> _Prompt_: Reproduce word for word, in the rows below, everything from the line containing "heatmap-cell bbox=[521, 424, 528, 431]" down to the line containing "heatmap-cell bbox=[134, 620, 141, 627]".

> _Source records_:
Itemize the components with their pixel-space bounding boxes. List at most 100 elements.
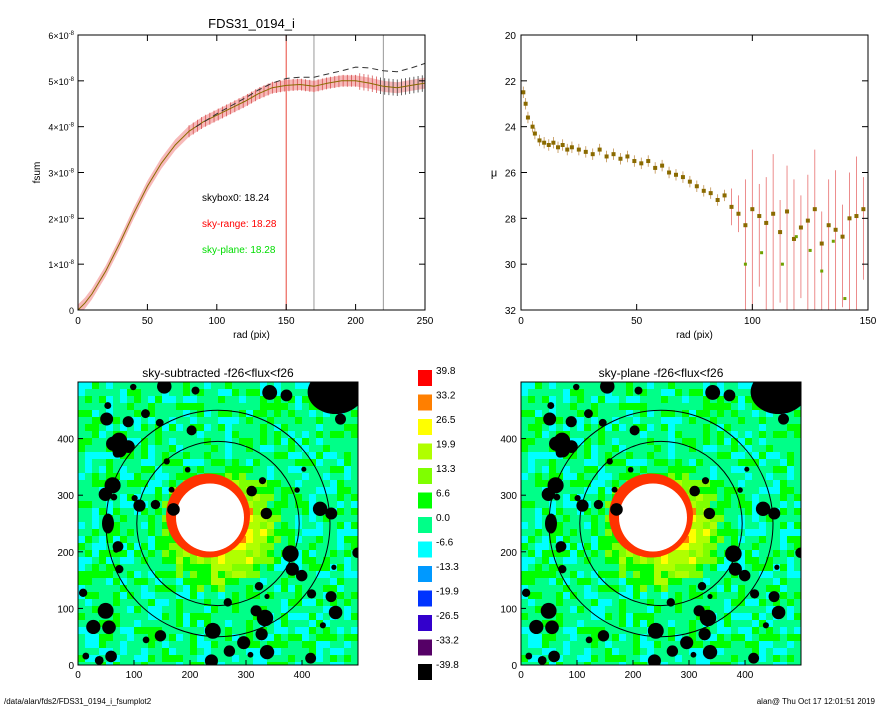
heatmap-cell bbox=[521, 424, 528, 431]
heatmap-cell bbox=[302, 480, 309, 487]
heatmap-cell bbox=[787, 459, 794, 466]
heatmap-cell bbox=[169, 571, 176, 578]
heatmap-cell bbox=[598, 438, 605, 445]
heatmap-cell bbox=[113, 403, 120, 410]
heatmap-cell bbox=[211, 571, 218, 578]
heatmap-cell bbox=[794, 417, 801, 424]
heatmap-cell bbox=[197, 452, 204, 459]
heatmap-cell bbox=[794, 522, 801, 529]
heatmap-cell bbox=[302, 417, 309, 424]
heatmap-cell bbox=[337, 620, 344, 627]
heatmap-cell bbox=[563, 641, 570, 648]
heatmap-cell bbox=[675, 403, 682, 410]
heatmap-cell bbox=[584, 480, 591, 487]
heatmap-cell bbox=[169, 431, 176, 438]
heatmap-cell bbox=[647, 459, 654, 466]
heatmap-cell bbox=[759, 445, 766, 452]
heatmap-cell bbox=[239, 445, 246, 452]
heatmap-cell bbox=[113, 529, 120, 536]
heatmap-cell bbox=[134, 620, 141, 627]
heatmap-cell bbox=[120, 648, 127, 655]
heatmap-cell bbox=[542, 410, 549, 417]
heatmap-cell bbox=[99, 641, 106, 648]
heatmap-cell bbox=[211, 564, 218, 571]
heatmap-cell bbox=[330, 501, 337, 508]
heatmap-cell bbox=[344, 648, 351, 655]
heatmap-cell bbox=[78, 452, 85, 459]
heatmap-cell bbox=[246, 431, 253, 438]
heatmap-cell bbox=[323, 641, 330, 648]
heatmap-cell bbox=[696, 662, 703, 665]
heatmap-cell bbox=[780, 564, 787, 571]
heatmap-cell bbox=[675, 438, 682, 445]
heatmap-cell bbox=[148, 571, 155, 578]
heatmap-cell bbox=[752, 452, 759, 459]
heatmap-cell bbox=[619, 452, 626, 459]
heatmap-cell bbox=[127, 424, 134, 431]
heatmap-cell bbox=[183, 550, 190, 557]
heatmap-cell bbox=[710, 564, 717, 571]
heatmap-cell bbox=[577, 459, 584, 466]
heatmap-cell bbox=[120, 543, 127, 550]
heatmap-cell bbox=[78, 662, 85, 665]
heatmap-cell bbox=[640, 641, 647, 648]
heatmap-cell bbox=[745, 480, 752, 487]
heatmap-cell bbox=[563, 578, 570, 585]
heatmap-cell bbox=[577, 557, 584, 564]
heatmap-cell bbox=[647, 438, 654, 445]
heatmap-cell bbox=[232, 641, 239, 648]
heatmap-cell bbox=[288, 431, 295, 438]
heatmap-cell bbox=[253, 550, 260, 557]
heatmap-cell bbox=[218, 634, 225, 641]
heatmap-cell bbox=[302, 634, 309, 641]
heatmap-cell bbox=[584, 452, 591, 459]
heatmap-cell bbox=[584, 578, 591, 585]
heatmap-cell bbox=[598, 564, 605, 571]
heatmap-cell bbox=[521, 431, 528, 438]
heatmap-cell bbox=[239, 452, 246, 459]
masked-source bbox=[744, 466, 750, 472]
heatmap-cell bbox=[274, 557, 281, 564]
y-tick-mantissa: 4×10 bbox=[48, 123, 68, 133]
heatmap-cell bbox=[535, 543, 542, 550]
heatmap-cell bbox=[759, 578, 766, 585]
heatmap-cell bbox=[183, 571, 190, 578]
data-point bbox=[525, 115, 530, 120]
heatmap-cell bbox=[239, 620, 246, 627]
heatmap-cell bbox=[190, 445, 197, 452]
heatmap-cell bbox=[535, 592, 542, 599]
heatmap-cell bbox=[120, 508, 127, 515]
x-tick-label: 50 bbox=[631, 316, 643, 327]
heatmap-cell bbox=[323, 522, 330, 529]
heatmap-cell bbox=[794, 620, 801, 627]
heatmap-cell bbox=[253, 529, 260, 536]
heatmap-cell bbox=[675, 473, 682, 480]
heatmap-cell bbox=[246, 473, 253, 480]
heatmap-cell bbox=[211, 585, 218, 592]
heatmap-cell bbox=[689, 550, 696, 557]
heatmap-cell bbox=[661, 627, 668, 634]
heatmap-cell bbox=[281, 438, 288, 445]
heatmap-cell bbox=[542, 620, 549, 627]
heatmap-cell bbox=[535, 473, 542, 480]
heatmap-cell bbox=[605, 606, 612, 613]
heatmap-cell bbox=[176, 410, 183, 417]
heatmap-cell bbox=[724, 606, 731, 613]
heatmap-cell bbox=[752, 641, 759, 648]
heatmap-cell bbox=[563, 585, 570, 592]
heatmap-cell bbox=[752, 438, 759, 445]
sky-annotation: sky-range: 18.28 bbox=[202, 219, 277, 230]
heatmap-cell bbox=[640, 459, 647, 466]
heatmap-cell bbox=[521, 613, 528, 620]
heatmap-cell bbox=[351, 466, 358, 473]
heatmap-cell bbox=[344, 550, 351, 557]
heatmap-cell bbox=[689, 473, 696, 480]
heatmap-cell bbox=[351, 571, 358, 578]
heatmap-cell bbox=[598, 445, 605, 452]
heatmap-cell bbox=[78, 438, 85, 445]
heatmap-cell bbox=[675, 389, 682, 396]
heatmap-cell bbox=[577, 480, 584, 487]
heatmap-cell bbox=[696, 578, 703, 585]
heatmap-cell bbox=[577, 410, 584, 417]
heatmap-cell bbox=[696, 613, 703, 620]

--

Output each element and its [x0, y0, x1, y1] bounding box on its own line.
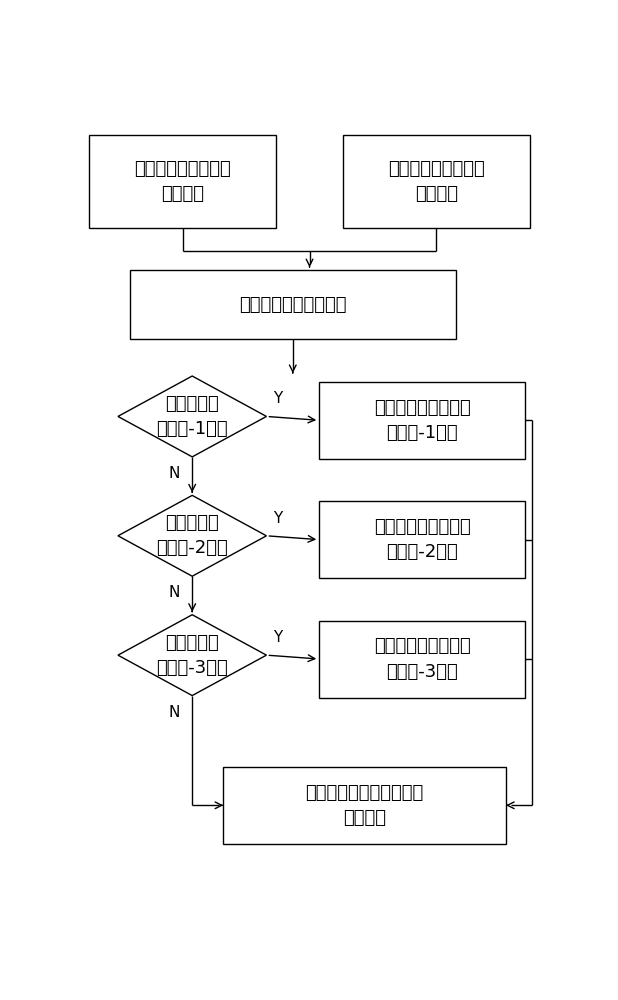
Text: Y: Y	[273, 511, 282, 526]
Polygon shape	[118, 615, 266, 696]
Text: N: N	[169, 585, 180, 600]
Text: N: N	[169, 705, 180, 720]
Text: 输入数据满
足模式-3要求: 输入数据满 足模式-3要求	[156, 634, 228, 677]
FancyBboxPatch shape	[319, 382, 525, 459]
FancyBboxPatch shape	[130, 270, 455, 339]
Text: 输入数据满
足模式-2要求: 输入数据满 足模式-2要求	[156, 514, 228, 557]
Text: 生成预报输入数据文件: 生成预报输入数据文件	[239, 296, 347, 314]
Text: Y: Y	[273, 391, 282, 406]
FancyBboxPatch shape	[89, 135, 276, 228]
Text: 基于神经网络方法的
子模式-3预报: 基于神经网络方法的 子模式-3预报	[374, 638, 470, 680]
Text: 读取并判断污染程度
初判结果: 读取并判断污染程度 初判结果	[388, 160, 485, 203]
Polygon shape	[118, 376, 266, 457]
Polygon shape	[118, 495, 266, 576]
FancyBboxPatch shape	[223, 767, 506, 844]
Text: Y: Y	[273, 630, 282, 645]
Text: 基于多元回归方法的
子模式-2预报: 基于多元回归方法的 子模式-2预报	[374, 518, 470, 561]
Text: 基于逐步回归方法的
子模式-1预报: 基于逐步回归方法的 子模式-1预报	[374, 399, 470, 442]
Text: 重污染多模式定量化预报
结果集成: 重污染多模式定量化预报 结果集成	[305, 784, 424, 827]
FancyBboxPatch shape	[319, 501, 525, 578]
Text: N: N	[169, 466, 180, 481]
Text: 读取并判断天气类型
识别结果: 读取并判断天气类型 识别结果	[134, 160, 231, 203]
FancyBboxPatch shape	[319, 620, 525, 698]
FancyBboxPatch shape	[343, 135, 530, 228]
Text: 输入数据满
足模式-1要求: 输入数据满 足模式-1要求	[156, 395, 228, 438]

> _Right answer_:
heatmap-cell bbox=[521, 424, 528, 431]
heatmap-cell bbox=[302, 480, 309, 487]
heatmap-cell bbox=[787, 459, 794, 466]
heatmap-cell bbox=[169, 571, 176, 578]
heatmap-cell bbox=[598, 438, 605, 445]
heatmap-cell bbox=[113, 403, 120, 410]
heatmap-cell bbox=[211, 571, 218, 578]
heatmap-cell bbox=[794, 417, 801, 424]
heatmap-cell bbox=[197, 452, 204, 459]
heatmap-cell bbox=[794, 522, 801, 529]
heatmap-cell bbox=[302, 417, 309, 424]
heatmap-cell bbox=[337, 620, 344, 627]
heatmap-cell bbox=[563, 641, 570, 648]
heatmap-cell bbox=[675, 403, 682, 410]
heatmap-cell bbox=[584, 480, 591, 487]
heatmap-cell bbox=[169, 431, 176, 438]
heatmap-cell bbox=[647, 459, 654, 466]
heatmap-cell bbox=[759, 445, 766, 452]
heatmap-cell bbox=[239, 445, 246, 452]
heatmap-cell bbox=[113, 529, 120, 536]
heatmap-cell bbox=[134, 620, 141, 627]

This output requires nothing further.